Copy every line of the data that contains the string "text".
____
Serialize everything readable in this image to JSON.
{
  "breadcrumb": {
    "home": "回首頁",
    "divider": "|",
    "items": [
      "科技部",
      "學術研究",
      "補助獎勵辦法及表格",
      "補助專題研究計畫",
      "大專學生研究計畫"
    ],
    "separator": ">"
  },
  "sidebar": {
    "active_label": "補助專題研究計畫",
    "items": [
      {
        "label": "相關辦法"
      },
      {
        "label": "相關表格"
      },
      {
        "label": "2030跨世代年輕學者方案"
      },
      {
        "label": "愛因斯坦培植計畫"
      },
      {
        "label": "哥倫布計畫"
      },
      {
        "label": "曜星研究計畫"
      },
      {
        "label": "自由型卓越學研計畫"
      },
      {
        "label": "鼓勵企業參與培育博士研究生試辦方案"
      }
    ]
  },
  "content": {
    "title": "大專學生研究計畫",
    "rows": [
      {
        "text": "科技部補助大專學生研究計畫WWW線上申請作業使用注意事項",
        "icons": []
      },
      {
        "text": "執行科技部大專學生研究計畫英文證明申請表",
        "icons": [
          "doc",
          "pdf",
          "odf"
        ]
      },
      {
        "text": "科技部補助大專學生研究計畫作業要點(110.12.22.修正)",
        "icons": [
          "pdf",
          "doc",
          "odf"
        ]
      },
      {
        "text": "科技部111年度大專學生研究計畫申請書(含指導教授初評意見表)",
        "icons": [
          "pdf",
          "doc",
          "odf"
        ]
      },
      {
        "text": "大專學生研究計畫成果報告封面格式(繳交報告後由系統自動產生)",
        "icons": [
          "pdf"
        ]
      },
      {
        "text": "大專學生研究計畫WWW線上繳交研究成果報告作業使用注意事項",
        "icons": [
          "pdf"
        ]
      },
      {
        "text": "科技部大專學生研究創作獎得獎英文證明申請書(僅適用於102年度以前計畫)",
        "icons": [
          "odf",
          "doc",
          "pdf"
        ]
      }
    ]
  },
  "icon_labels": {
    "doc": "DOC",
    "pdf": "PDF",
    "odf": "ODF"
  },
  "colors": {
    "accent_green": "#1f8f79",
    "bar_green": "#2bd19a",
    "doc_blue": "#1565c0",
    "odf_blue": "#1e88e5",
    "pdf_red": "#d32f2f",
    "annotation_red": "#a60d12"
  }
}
____
▸ Correct response:
        "text": "科技部補助大專學生研究計畫WWW線上申請作業使用注意事項",
        "text": "執行科技部大專學生研究計畫英文證明申請表",
        "text": "科技部補助大專學生研究計畫作業要點(110.12.22.修正)",
        "text": "科技部111年度大專學生研究計畫申請書(含指導教授初評意見表)",
        "text": "大專學生研究計畫成果報告封面格式(繳交報告後由系統自動產生)",
        "text": "大專學生研究計畫WWW線上繳交研究成果報告作業使用注意事項",
        "text": "科技部大專學生研究創作獎得獎英文證明申請書(僅適用於102年度以前計畫)",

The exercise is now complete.